* _Document text_
_ _ _

Samsung Galaxy Note 3 Review: The Phablet Refined
User Interface and Experience
The Samsung Galaxy Note 3 ships with Android Jelly Bean v4.3 right out of the box, with Samsung’s TouchWiz interface enhancements integrated into the OS. Overall, we like many of the additions offered by TouchWiz and the build of Jelly Bean on the phone feels very polished and fluid. The work Google has put into Jelly Bean and Samsung has put into TouchWiz really shows on the Galaxy Note 3, not only in terms of stability and fluidity, but additional features as well.
When the Note 3 is first powered on, the home screens are fairly clean of widgets and shortcuts. Responsiveness to touch is very good as well and is easily among the best we have experienced on any Android device. There is minimal lag when touching / dragging items, pinch to zoom is fluid and responsive, and transition animations are buttery smooth. Launching applications is also very quick; during everyday use, the Note 3 simply felt fast, which should be expected considering the high-end nature of the device.
The 5.7” HD Super AMOLED screen on the Note 3 is also very good. We’re not sure what the sub-pixel arrangement looks like on this particular screen, but even upon close inspection things looks great. As is the case with other Super AMOLED screens, there are likely fewer sub-pixels in the Note 3’s display than a similar resolution IPS LCDs, but until we see it under a microscope, we’re speculating. Either way, the screen is definitely a strong point on the Galaxy Note 3. As we’ve come to expect from Samsung’s Super AMOLED displays, colors are very vibrant, if somewhat over saturated, and the screen has good brightness.
As is the case with many smartphones, the glossy display is somewhat hard to see in direct sunlight, but that is par for the course. Viewing angles are very good, which makes for easy sharing of content with others around you, even when not directly in front of the device. As we’ve mentioned, the true HD screen offers a high resolution of 1080x1920, which results in crisp and sharp images that are among the best of the smartphones available today.
In addition to the standard Google-fare included with Android 4.3, the Samsung Galaxy Note 3 comes preloaded with a number of other applications. Preloaded on the device are Samsung’s App store and newly-redesigned, and consolidated Hub, which features easy access to music, movies, videos and books. In addition, there are a number of S-branded apps installed on the S 4 too, including S Note, S Health, S Translator, S Voice, Samsung Link and Watch On. S Note is obviously a digital memo pad and S Health is the utility to link the Galaxy Note 3 with the many health-related accessories that launched with the S 4, like the heart monitor and scale. S Translator is an awesome utility that can not only do text-to-speech and speech-to-text translations of many popular languages, but it can scan images using the device’s camera and do some optical character recognition and translation too. If you travel a lot, S Translator is going to come in quite handy. S Voice is Samsung’s voice control / command app and Samsung Link is the tool you’d use to link multiple devices together, for easy content sharing. WatchOn is another cool tool, that not only lets you configure the Galaxy Note 3 to act as a universal remote control (for any brand of device, not just Samsung), but it provides TV listings and easy access to content as well.

_ _ _

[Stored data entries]
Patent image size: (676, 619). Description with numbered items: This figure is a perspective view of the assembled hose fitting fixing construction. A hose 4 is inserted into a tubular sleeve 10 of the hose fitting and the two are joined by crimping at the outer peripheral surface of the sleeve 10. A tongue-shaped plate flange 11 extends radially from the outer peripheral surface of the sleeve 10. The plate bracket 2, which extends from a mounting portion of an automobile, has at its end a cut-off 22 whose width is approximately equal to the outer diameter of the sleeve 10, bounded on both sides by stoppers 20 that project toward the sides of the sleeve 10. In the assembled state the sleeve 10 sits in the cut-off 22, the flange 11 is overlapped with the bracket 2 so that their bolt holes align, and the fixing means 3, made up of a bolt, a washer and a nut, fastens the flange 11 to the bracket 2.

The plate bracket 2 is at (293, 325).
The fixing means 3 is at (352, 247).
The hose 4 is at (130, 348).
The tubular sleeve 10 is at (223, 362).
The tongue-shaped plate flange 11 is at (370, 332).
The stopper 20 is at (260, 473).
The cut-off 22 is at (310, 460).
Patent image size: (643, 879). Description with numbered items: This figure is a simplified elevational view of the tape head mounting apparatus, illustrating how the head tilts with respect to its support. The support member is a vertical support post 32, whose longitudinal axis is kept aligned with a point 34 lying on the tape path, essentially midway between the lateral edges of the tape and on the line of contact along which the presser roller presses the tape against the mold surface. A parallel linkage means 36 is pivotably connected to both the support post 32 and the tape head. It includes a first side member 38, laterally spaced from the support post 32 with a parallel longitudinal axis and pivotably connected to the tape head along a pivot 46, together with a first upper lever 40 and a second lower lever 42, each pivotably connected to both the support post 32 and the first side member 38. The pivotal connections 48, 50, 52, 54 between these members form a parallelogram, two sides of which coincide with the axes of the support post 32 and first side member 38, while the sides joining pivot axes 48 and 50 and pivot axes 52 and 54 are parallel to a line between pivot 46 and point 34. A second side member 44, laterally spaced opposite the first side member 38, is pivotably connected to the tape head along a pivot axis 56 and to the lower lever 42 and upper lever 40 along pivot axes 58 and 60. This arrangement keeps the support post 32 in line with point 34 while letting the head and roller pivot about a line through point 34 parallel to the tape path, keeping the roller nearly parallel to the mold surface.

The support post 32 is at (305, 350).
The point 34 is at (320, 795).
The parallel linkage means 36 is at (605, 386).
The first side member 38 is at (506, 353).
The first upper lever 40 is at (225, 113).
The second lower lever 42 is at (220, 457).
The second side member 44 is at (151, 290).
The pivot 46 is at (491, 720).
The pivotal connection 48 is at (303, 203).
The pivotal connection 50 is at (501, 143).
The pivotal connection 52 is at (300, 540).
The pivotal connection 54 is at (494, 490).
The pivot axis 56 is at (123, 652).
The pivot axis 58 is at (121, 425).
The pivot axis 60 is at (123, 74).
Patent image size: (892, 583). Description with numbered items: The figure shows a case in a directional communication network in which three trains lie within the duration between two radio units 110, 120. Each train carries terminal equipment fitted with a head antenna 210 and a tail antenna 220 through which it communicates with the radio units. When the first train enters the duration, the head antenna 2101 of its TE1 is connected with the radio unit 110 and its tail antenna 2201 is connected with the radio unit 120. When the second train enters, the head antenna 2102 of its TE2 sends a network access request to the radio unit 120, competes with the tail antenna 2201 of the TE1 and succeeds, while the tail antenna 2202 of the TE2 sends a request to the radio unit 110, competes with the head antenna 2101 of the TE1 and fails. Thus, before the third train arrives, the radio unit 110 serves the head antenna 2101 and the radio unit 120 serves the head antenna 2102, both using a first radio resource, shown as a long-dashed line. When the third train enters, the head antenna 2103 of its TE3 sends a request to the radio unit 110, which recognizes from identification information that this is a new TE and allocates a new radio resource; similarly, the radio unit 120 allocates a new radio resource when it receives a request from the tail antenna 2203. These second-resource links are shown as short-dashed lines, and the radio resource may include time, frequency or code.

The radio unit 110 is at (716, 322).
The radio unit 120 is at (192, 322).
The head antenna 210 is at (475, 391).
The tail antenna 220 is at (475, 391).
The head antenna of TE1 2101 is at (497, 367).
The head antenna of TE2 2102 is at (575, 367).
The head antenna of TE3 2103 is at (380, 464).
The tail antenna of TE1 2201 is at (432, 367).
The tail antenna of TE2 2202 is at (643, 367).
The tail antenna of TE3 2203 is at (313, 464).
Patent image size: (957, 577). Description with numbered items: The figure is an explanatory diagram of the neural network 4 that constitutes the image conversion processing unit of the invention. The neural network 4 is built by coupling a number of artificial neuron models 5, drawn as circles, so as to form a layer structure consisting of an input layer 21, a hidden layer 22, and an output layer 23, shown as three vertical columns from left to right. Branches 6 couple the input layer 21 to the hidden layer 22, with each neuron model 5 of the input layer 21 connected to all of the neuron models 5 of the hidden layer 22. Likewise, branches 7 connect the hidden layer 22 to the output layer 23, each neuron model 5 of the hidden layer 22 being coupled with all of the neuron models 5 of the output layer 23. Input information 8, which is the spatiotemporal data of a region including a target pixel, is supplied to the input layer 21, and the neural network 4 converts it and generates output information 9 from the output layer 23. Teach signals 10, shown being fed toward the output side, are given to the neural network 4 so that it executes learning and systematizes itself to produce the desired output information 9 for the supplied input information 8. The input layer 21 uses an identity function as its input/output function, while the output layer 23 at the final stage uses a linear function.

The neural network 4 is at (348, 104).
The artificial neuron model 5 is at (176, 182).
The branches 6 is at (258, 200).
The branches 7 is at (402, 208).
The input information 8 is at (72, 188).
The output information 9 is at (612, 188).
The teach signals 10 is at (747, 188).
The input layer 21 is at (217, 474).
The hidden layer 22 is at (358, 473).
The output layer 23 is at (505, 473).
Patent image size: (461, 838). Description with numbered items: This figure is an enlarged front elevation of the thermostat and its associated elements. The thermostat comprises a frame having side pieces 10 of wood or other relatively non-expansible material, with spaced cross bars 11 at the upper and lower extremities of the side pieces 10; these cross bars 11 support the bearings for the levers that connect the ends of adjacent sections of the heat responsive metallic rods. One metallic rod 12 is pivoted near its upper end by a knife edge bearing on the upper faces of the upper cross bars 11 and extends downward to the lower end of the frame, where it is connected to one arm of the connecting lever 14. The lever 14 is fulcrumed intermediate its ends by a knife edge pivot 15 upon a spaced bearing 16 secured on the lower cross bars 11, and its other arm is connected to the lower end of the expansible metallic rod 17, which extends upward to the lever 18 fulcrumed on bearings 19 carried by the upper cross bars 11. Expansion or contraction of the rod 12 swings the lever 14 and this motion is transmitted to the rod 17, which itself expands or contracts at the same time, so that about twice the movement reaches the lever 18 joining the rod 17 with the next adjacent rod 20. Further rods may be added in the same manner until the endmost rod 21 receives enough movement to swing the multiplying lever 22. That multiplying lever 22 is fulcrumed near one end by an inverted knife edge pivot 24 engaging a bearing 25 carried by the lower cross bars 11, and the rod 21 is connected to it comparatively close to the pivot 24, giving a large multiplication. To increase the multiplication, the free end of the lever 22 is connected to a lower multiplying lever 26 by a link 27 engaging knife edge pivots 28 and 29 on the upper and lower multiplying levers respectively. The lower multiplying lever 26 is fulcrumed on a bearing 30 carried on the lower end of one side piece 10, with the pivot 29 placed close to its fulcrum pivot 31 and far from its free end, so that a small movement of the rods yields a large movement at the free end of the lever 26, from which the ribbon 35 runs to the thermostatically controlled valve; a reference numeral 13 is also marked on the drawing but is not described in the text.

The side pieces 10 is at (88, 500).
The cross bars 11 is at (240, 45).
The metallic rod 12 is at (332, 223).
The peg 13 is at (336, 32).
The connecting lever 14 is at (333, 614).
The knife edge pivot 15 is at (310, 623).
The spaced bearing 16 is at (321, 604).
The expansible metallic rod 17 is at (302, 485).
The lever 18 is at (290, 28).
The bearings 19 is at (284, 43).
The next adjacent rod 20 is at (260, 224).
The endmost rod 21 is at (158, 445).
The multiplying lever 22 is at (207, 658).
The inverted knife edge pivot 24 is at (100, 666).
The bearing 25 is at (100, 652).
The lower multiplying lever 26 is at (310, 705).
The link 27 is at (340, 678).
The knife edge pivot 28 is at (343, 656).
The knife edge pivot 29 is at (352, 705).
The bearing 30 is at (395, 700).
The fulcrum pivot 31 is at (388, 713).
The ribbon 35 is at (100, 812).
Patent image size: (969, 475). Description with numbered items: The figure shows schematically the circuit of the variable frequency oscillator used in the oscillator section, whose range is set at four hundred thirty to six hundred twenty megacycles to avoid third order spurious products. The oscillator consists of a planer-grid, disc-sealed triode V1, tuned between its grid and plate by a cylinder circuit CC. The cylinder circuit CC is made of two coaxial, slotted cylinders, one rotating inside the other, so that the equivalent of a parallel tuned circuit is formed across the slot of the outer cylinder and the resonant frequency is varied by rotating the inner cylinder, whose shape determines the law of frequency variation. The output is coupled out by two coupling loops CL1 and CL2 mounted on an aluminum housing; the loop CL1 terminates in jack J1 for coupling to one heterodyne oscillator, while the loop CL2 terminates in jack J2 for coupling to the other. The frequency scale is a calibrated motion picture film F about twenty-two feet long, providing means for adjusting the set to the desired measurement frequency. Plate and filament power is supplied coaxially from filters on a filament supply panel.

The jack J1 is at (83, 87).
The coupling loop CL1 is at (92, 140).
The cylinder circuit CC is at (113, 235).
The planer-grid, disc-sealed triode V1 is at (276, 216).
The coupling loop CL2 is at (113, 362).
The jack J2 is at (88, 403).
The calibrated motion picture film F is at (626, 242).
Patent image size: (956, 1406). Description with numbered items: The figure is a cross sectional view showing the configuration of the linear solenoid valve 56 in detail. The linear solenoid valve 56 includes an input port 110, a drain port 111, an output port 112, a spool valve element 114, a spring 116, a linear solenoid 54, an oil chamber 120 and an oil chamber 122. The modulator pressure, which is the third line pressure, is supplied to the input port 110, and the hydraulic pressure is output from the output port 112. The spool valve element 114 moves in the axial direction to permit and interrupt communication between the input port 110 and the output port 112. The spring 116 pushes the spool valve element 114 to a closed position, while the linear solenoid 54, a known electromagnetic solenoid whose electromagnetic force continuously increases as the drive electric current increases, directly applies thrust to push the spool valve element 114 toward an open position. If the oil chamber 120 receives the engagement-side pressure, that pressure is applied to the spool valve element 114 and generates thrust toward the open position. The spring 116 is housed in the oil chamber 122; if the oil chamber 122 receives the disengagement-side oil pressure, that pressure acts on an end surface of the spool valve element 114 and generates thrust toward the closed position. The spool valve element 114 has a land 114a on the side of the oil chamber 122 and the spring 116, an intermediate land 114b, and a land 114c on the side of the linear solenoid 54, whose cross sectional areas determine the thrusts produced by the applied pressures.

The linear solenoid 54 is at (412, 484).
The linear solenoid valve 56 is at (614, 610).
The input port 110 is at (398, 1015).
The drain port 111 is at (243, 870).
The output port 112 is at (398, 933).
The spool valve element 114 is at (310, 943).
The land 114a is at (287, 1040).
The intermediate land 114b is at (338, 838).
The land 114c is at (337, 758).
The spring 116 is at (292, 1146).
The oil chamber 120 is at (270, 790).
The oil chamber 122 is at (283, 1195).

_ _ _

* _Required action 1_
Translate this sentence from the Galaxy Note 3 review into Spanish: "Either way, the screen is definitely a strong point on the Galaxy Note 3."
* _Required action 2_
Pick up the Galaxy Note 3 review where it stops and continue it.
You won't need the material.

* _Response box 1_
De cualquier manera, la pantalla es sin duda un punto fuerte del Galaxy Note 3.

* _Response box 2_
Many of the apps included on the Note 3 are optimized for the S-Pen as well. The Galaxy Note 3’s screen is perfectly happy with finger / gesture input, but the S-Pen adds a much-appreciated level of precision. Writing notes and/or editing images are simply better when you’ve got the additional precision offered by the S-Pen. The S-Pen also makes it easy to take screen-captures, and then edit them immediately thereafter. It’s a great feature that can make taking notes on articles, or whatever you may be viewing on-screen, quick and easy.
Since the Galaxy Note 3 is also a phone, we should probably speak a bit about voice quality. Like the Galaxy Note II and a number of other popular phones, the Galaxy Note 3 employ's Audience's EarSmart technology. EarSmart is a real-time noise suppression—not noise cancellation—technology that can be tailored for specific levels of noise suppression. In the demos we experieced (and heard) of EarSmart, the technology was able to essentially filter out all background noise as a person spoke into a microphone, which is what a smartphone has to do when a user is speaking in a noisy environment. The Note 3 performed very well in that regard. When using the phone in a car with the windows down, for example, the wind noise was mostly blocked out to the listener at the other end of the call. Music playing in the car was also mostly suppressed. In quiet environments, the Note 3’s call quality was excellent.